• **OBJECTIVE**
Give the number of lines holding the string "found", and nothing else.

-=-=-=-=-

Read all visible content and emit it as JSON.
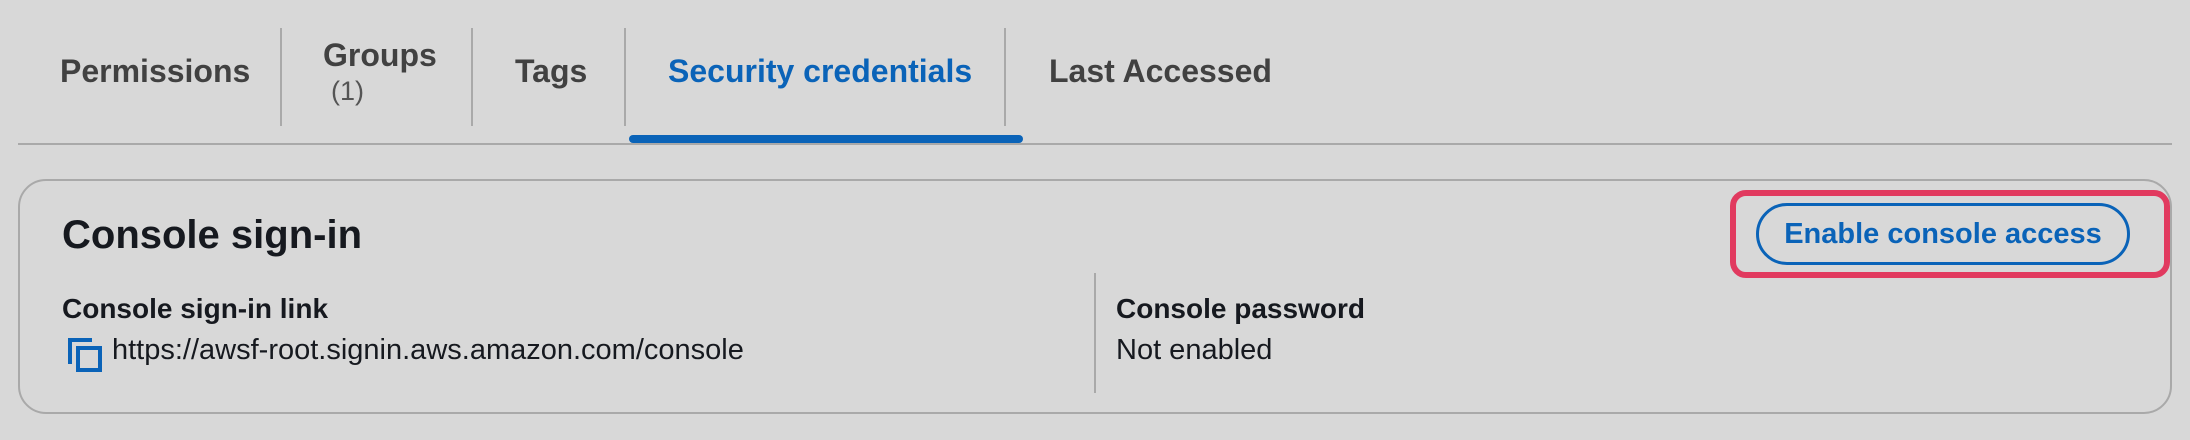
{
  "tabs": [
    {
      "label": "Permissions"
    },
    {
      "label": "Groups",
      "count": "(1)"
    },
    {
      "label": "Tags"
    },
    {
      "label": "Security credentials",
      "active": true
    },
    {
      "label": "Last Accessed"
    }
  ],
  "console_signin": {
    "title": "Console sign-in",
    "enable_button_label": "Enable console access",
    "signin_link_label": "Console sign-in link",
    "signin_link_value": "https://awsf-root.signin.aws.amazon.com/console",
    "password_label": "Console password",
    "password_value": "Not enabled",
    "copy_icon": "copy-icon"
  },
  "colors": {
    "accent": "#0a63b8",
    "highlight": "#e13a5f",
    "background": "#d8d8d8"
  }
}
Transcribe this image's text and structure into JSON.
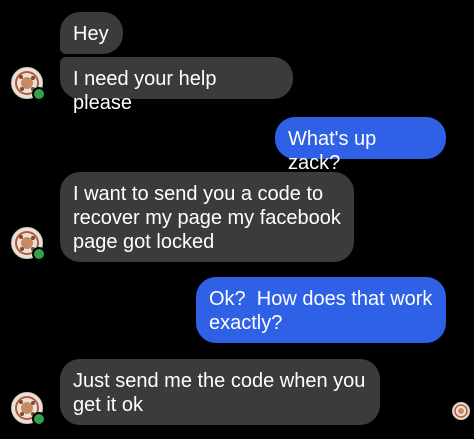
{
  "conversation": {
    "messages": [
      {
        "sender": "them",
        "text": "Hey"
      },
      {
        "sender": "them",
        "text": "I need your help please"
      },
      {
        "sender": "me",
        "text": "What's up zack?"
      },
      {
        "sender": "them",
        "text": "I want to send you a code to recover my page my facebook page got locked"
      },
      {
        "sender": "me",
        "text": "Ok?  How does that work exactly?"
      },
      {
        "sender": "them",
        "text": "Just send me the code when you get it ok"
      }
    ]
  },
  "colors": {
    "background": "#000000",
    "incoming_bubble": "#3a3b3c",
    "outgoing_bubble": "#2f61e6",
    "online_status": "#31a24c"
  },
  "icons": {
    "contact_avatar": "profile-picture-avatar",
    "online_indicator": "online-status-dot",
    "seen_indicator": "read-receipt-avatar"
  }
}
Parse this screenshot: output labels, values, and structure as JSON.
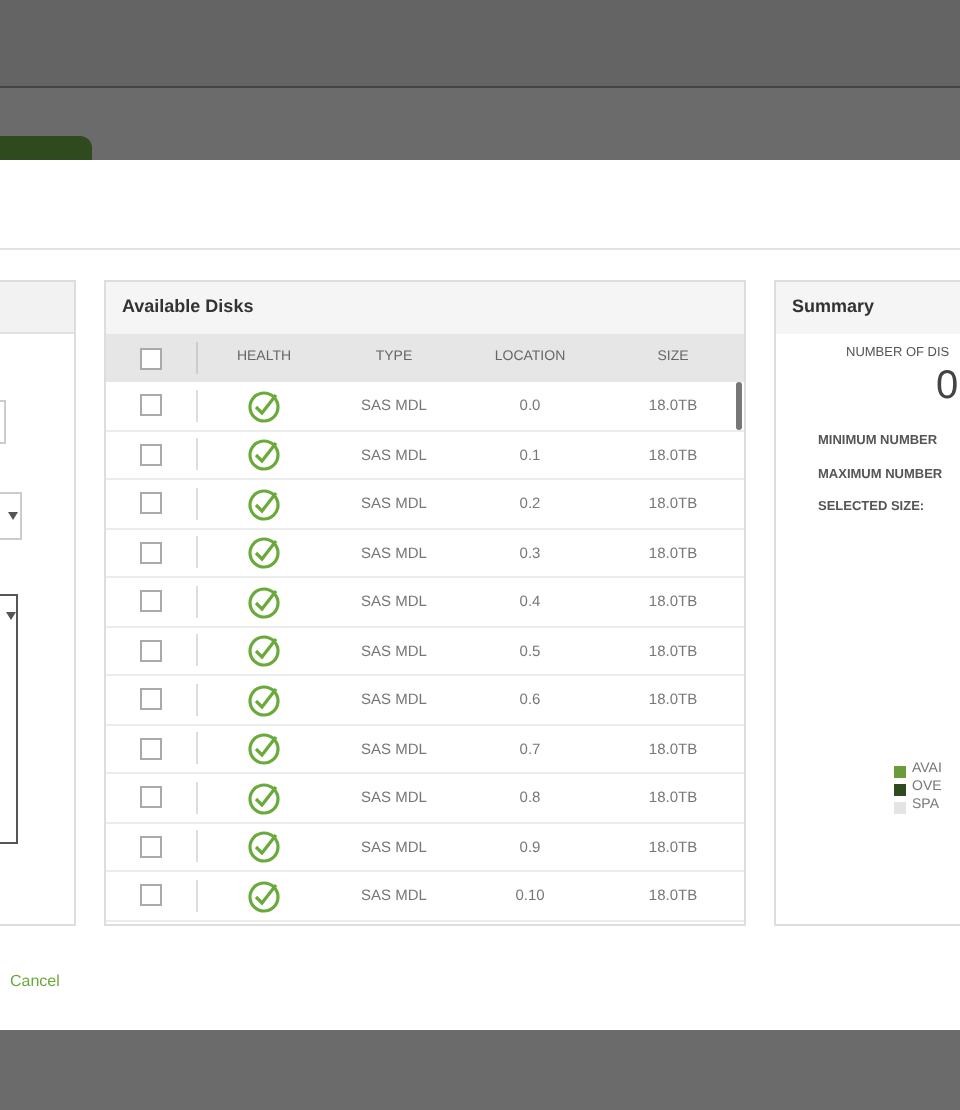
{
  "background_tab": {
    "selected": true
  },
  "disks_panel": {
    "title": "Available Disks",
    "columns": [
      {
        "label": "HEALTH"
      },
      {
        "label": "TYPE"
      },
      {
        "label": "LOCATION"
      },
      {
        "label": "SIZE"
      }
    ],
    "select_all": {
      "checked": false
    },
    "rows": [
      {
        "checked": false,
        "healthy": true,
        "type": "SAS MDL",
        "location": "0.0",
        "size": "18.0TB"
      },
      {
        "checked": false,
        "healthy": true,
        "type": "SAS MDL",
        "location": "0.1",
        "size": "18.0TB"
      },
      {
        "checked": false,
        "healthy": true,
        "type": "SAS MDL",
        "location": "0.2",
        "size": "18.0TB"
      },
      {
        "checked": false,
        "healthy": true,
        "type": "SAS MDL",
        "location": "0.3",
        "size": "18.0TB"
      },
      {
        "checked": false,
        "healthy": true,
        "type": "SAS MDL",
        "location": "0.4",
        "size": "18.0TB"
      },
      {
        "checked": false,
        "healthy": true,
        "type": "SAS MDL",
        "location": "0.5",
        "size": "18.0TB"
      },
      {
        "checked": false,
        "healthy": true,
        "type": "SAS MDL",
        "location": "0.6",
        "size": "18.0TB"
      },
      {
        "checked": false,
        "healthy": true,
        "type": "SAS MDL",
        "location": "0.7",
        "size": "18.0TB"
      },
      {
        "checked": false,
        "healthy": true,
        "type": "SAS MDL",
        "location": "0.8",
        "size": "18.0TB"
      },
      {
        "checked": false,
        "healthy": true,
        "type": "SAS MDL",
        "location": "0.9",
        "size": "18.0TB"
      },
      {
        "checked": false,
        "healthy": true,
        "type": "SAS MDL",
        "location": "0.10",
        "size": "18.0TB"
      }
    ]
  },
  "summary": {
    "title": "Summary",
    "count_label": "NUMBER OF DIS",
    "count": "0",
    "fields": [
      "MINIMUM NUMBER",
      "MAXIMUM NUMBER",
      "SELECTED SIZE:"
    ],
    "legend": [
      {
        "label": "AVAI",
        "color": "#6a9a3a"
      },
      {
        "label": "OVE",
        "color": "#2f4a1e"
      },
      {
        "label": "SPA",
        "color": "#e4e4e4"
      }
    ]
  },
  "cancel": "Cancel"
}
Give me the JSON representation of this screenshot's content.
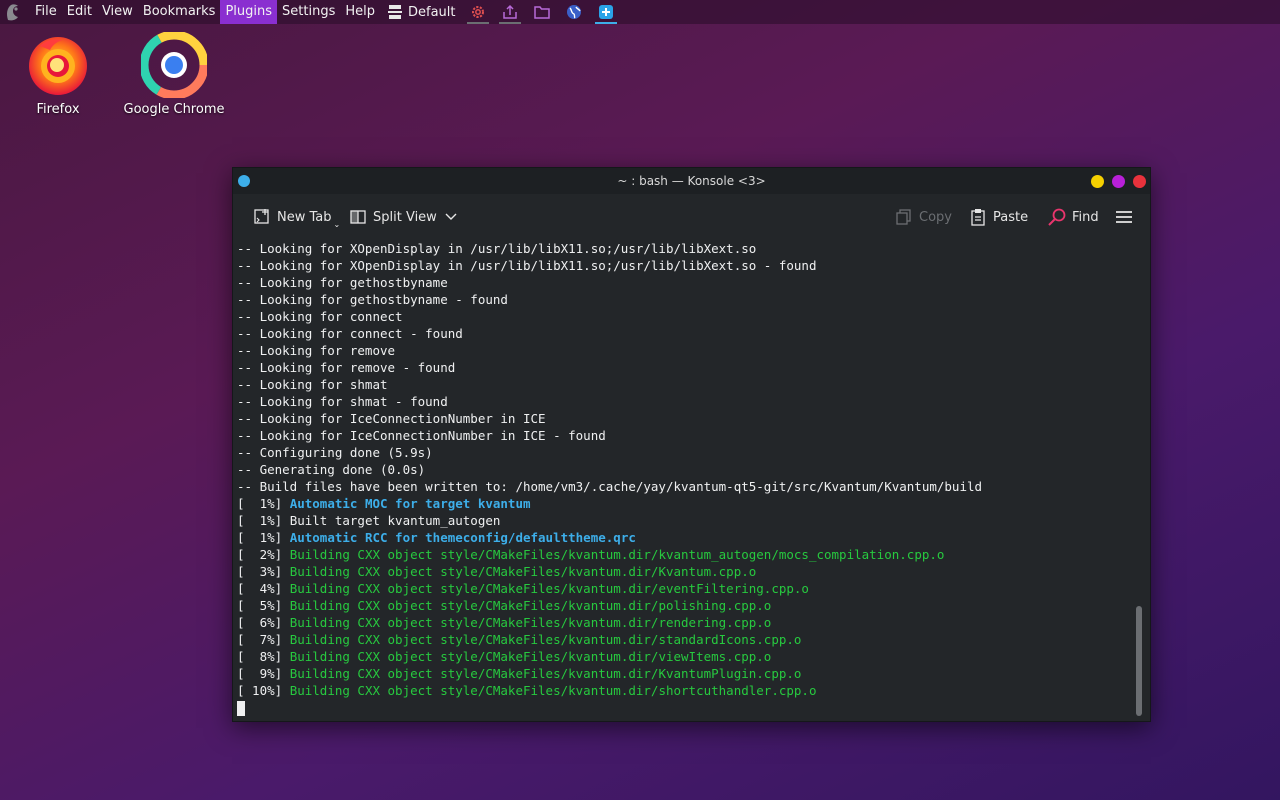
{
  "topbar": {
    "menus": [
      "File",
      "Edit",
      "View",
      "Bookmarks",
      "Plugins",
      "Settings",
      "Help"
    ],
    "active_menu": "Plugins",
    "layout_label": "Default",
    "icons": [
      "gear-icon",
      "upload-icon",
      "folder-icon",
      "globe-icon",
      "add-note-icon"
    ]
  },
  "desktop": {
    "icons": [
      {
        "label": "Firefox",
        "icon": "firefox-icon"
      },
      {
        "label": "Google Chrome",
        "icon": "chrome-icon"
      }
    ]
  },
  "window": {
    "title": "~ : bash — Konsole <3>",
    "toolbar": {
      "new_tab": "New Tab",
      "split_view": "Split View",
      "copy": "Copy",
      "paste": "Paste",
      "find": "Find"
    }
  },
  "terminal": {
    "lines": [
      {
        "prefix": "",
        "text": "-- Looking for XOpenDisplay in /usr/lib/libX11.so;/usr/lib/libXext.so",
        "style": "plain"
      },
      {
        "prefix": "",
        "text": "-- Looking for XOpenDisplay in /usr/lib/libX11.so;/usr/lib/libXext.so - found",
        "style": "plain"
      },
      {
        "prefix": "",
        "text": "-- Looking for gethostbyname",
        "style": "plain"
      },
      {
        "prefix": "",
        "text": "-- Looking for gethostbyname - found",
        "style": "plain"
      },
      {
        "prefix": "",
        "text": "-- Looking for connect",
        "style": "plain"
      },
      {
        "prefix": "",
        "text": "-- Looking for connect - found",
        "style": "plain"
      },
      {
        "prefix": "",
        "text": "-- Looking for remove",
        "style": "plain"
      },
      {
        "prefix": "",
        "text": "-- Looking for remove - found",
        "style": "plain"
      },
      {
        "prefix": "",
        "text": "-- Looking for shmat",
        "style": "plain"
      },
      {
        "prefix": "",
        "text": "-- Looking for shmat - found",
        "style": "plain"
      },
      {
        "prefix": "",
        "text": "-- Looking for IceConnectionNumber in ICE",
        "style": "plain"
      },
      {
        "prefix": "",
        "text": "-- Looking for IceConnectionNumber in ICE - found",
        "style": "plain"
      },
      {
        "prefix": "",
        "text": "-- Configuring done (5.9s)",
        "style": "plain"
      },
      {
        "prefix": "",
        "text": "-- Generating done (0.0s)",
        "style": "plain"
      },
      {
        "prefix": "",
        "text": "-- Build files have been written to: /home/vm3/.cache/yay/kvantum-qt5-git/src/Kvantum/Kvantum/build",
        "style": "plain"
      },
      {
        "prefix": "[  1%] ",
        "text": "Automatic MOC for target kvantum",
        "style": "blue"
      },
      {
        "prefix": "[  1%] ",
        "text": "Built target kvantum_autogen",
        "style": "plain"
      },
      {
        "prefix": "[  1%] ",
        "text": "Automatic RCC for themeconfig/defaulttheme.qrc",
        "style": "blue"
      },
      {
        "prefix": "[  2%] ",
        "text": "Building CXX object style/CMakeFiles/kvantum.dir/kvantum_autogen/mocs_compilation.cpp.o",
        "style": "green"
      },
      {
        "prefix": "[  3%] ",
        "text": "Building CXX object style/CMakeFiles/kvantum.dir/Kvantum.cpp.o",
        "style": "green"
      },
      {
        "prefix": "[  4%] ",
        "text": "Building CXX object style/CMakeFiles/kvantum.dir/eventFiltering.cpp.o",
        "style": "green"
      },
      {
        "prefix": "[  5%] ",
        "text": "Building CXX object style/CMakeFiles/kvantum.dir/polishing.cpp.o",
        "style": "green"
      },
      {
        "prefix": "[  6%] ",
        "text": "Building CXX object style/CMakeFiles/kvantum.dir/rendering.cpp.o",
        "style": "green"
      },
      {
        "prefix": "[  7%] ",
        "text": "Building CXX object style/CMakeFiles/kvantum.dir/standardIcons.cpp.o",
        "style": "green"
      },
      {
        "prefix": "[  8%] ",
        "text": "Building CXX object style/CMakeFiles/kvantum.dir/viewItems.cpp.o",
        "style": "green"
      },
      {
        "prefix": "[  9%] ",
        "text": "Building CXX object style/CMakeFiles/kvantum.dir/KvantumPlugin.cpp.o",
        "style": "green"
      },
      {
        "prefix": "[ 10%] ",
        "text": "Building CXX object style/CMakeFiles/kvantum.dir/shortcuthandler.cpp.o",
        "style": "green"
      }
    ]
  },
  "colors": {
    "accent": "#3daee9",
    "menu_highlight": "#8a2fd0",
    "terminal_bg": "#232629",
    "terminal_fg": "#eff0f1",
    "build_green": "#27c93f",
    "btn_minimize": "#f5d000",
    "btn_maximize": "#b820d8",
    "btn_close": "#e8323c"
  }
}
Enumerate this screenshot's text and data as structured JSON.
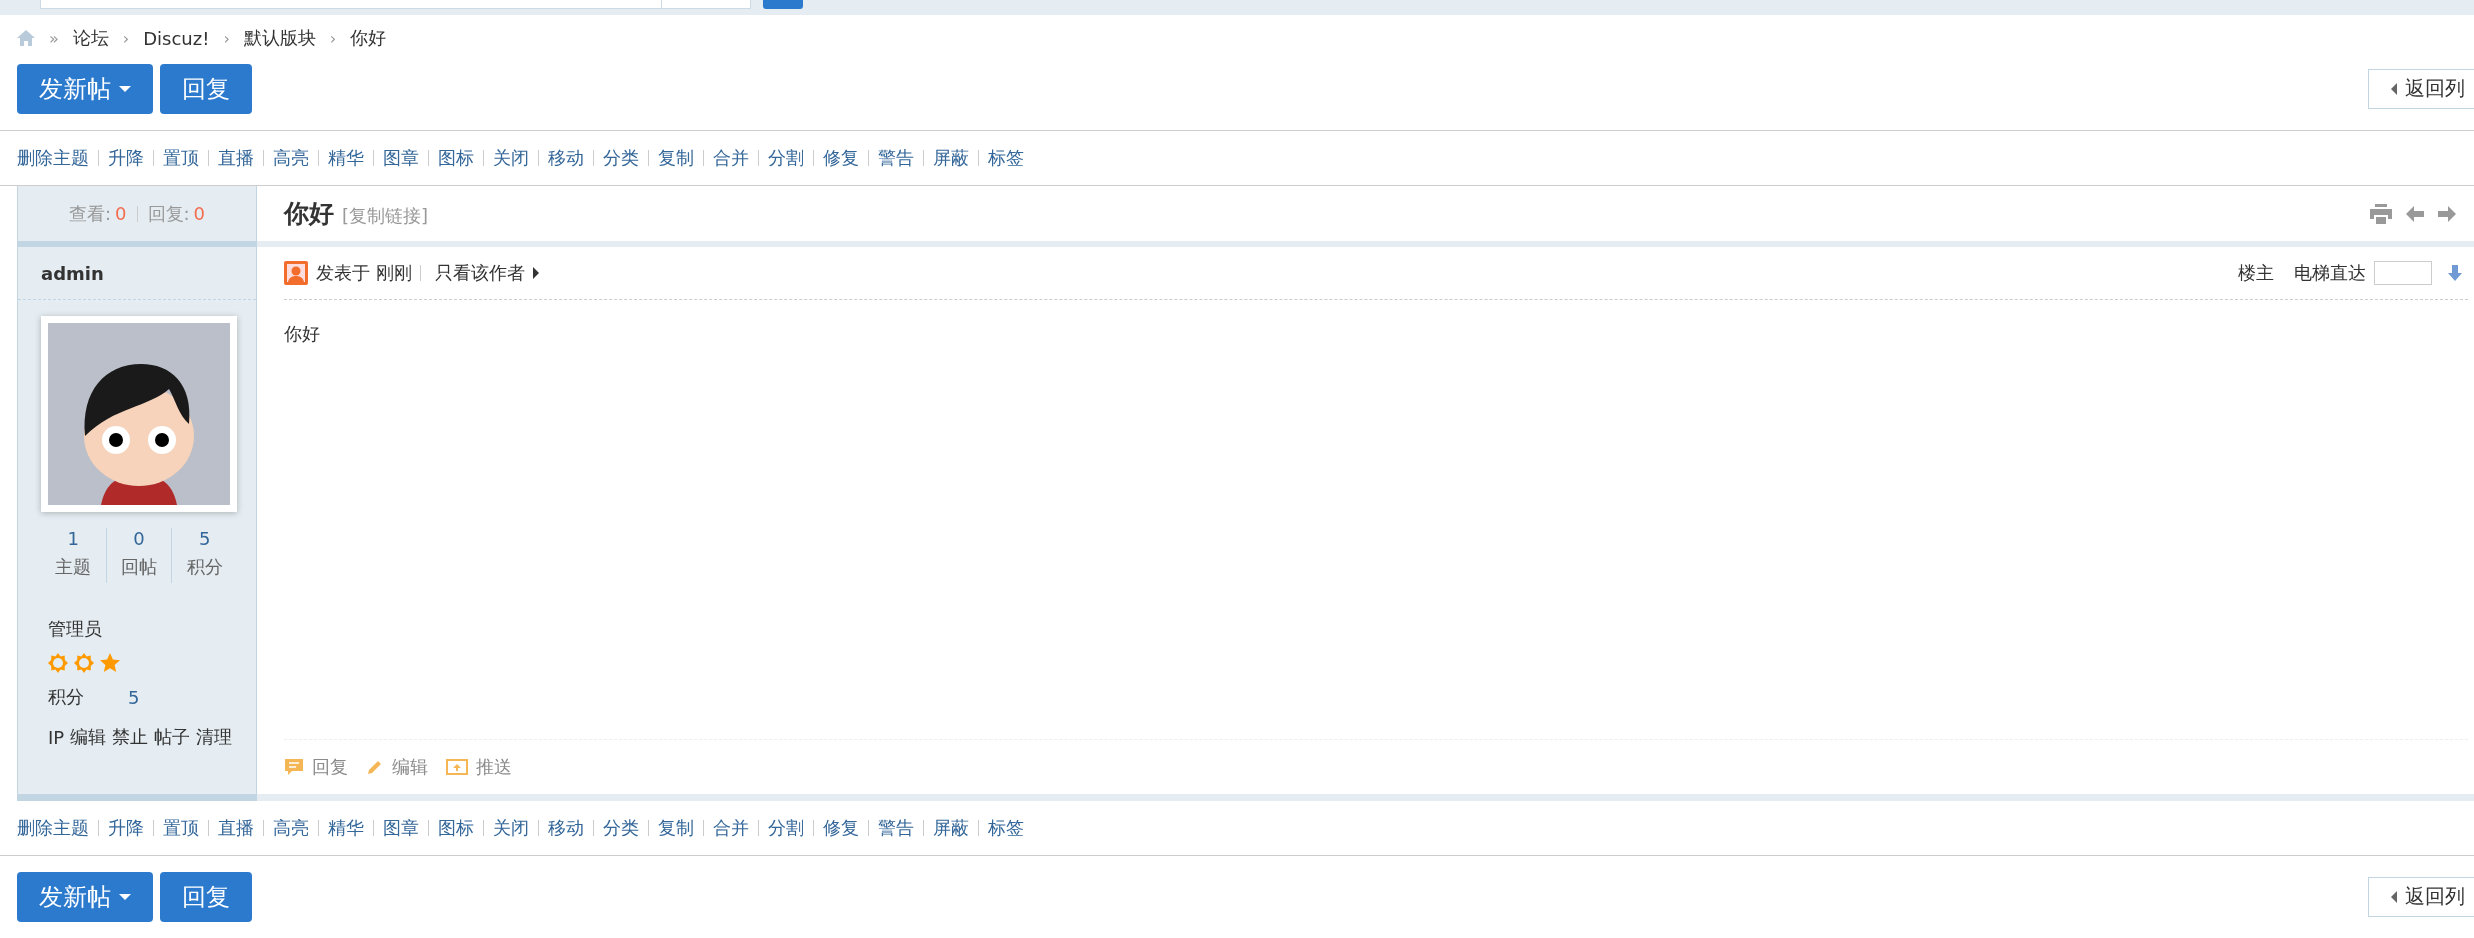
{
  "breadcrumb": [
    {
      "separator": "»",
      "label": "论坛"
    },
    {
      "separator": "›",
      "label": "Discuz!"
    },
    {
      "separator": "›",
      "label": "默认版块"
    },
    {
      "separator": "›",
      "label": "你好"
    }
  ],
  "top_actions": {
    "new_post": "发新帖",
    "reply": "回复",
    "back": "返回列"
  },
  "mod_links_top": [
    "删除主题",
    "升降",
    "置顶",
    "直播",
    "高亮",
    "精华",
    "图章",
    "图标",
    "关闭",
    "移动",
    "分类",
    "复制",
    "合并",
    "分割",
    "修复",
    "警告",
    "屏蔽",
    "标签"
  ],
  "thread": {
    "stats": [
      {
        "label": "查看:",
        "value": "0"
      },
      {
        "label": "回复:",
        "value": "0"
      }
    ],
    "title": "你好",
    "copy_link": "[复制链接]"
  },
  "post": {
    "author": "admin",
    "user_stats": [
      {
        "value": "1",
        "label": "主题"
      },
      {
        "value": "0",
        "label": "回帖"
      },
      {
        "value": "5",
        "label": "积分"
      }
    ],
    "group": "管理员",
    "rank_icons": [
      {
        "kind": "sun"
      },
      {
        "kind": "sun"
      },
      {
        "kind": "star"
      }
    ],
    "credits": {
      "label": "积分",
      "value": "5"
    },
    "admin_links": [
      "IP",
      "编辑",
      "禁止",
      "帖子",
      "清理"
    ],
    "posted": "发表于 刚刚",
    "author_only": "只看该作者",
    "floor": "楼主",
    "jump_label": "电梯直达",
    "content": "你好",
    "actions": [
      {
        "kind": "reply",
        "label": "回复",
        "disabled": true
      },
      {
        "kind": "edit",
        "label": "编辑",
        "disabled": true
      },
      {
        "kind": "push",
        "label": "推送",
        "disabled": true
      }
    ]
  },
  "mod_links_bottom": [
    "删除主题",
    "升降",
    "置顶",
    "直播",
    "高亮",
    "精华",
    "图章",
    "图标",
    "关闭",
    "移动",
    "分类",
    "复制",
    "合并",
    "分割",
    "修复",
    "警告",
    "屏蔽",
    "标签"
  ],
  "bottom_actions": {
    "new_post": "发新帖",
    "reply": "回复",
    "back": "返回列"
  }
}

-=-=-=-=-

• **EXERCISE SOLUTION**
6